Collected data entries:
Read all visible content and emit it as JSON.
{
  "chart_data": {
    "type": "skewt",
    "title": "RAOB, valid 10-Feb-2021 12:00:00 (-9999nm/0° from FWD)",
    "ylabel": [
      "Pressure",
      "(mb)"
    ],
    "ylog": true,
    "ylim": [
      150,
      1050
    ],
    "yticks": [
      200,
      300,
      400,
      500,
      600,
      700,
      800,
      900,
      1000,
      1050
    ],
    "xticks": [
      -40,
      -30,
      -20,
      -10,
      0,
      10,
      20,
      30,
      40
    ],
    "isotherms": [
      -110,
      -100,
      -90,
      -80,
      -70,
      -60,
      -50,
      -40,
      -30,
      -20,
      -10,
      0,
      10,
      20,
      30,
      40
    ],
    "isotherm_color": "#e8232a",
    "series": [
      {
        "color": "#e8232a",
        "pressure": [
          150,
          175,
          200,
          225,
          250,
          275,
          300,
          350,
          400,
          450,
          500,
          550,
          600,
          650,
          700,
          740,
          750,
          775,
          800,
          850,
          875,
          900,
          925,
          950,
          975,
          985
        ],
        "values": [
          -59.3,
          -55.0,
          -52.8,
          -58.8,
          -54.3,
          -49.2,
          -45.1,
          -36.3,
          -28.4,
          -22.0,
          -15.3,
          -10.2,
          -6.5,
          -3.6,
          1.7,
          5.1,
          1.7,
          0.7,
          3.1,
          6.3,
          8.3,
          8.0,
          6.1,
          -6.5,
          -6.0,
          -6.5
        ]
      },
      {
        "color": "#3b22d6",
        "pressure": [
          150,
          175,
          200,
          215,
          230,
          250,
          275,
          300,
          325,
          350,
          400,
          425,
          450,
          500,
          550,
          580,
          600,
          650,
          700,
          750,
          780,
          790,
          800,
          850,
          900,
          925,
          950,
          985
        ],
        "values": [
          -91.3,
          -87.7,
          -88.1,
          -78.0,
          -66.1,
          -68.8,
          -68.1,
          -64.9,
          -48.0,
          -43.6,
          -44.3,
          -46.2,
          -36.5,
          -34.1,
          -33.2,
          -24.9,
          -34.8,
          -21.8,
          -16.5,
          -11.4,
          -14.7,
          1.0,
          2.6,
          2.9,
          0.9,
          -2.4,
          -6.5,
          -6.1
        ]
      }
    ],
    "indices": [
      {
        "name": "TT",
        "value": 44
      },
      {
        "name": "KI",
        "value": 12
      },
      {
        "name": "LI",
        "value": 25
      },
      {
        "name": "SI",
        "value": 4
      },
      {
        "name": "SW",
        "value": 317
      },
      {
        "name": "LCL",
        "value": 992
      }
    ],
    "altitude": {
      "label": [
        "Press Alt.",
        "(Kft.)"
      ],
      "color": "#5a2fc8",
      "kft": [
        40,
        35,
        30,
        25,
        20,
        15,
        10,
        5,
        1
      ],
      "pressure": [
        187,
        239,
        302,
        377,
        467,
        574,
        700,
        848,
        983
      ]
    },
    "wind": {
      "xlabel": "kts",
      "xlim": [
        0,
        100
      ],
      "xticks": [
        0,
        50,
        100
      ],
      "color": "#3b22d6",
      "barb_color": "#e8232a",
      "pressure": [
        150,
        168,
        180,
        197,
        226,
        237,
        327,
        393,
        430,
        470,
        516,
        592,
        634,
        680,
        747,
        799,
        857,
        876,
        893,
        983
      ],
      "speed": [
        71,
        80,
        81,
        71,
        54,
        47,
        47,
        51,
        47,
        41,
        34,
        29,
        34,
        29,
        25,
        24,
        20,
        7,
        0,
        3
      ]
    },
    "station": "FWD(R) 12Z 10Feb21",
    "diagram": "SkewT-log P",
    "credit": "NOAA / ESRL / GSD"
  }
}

=== TASK OBJECTIVE ===
Above are the records; copy every line in them that holds the word "name".

=== REPLY TO THE TASK ===
        "name": "TT",
        "name": "KI",
        "name": "LI",
        "name": "SI",
        "name": "SW",
        "name": "LCL",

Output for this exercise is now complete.